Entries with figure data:
▬▬▬

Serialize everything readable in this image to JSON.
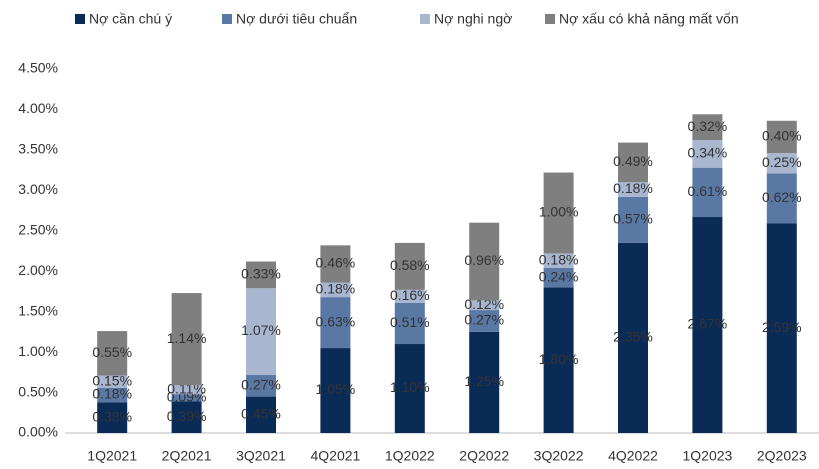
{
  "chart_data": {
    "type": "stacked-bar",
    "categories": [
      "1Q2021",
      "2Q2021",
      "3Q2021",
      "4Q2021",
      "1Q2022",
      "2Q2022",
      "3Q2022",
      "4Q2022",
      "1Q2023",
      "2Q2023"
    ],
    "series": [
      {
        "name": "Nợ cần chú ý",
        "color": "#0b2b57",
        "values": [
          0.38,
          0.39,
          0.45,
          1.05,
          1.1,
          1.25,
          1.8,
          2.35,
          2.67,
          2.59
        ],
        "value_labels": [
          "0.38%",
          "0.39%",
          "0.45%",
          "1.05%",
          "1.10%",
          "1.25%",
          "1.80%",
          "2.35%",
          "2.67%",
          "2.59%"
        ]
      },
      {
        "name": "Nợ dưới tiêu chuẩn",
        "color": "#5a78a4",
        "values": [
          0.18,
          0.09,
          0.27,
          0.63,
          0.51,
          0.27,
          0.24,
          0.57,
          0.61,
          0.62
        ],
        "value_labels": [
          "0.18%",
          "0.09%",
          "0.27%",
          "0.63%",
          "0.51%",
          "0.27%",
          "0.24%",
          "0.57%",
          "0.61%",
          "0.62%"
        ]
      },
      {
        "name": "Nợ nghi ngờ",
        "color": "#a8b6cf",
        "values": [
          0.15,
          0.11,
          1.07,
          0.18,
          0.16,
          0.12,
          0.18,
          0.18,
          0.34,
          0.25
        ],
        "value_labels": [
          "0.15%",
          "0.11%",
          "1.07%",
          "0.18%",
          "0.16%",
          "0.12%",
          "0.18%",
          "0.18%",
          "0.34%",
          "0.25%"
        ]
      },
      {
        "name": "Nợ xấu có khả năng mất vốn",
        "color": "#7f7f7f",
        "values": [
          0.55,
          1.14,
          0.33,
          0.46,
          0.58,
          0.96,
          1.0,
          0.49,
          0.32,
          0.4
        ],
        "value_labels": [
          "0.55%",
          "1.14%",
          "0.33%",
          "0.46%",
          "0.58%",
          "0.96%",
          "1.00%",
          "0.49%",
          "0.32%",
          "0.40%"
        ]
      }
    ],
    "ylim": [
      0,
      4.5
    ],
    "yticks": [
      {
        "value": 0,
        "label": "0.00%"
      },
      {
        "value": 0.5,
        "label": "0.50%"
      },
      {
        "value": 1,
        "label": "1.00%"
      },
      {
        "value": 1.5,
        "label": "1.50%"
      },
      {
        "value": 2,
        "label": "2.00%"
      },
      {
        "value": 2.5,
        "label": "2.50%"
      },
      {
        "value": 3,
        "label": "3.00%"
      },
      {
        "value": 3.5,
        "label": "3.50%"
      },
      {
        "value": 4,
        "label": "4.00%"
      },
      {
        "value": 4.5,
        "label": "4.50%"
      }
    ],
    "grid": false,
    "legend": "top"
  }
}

▬▬▬

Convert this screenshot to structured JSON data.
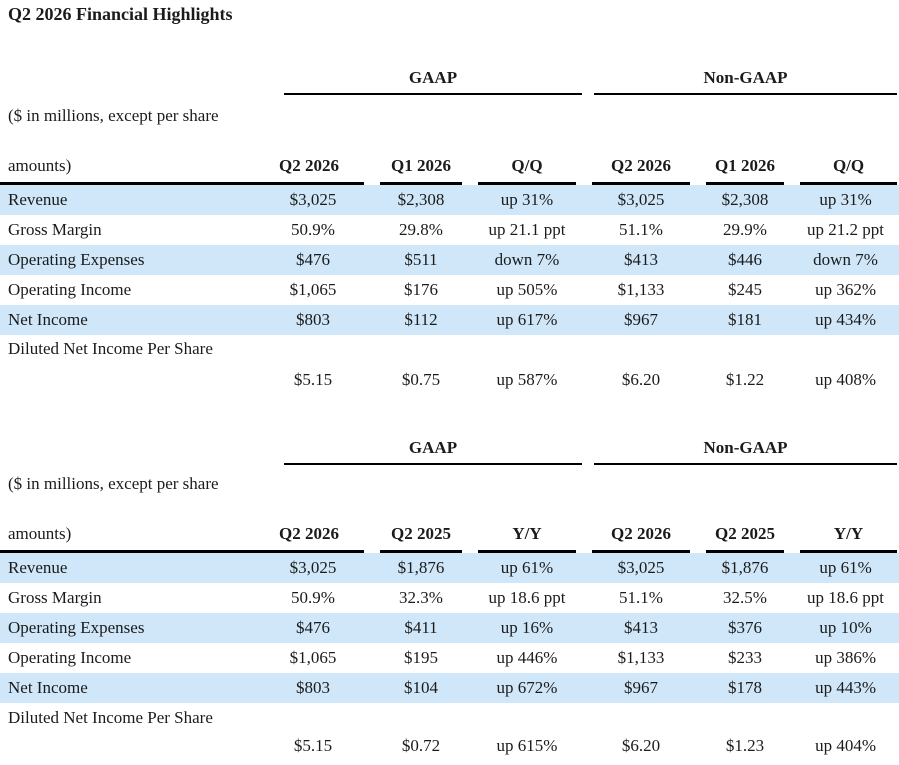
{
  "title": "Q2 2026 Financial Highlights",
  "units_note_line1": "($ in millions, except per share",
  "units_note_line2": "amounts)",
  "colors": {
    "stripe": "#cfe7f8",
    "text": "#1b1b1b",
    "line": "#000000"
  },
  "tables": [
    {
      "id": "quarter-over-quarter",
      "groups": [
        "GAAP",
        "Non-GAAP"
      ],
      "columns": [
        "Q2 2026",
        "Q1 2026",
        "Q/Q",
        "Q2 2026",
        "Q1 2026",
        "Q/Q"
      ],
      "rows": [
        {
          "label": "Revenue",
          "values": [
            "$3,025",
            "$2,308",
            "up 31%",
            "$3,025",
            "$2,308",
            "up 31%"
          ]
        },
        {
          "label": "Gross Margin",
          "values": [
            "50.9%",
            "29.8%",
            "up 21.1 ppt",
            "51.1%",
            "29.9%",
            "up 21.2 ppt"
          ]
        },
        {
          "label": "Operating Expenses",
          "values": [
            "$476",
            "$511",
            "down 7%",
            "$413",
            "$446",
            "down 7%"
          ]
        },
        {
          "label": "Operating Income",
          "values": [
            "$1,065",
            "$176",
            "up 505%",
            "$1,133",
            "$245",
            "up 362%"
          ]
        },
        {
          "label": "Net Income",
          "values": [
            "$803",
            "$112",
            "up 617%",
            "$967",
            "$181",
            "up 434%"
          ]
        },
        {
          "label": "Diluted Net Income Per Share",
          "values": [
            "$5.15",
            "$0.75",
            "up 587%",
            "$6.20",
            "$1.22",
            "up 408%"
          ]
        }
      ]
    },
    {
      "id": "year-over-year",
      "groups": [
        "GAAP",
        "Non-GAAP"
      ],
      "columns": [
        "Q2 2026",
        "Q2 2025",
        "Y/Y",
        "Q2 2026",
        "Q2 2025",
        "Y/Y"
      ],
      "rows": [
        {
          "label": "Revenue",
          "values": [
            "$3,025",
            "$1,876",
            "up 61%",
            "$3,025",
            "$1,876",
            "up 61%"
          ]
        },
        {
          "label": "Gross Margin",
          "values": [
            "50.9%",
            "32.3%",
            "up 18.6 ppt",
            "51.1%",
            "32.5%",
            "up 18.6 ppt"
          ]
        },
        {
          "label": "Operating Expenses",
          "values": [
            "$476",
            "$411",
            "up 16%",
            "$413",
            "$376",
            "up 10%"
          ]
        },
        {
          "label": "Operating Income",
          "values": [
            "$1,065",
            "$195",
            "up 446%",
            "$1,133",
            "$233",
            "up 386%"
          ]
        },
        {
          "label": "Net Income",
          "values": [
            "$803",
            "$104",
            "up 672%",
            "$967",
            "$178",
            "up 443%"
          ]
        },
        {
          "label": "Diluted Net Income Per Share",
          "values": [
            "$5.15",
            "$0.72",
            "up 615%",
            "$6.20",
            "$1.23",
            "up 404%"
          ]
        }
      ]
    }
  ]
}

▬▬▬

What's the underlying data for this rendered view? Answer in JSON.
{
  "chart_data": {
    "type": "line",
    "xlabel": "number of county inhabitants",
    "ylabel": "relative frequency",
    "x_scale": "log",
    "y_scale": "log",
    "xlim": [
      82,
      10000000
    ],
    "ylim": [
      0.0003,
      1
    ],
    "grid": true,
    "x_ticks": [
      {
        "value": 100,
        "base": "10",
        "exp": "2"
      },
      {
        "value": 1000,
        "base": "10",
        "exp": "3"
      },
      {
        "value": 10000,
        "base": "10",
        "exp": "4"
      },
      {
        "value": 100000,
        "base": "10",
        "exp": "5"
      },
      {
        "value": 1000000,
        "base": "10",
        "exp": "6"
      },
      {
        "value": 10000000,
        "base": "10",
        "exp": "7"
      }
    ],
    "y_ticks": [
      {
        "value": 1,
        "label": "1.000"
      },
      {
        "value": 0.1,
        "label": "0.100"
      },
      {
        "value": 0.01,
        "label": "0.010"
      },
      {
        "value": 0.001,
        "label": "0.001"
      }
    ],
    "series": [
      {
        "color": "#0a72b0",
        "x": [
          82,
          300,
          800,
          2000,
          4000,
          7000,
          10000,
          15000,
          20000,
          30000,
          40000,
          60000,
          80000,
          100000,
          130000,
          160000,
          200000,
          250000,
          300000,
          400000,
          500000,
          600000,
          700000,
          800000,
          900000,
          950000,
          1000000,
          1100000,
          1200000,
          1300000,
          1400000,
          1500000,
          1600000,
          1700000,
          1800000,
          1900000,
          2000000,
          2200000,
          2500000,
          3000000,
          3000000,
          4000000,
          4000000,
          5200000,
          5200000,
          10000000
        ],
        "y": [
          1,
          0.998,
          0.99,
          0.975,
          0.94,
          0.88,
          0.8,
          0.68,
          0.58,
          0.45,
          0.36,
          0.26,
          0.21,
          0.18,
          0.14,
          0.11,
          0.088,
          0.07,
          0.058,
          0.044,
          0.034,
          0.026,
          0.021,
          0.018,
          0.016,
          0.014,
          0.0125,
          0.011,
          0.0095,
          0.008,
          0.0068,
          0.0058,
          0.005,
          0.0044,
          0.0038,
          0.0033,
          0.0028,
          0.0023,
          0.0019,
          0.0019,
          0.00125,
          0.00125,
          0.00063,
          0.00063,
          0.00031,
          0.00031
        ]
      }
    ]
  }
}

▬▬▬

_Aim_:
In the listing, find every line containing the word "name" and list it.

_Exercise response_:
        "name": "Nợ cần chú ý",
        "name": "Nợ dưới tiêu chuẩn",
        "name": "Nợ nghi ngờ",
        "name": "Nợ xấu có khả năng mất vốn",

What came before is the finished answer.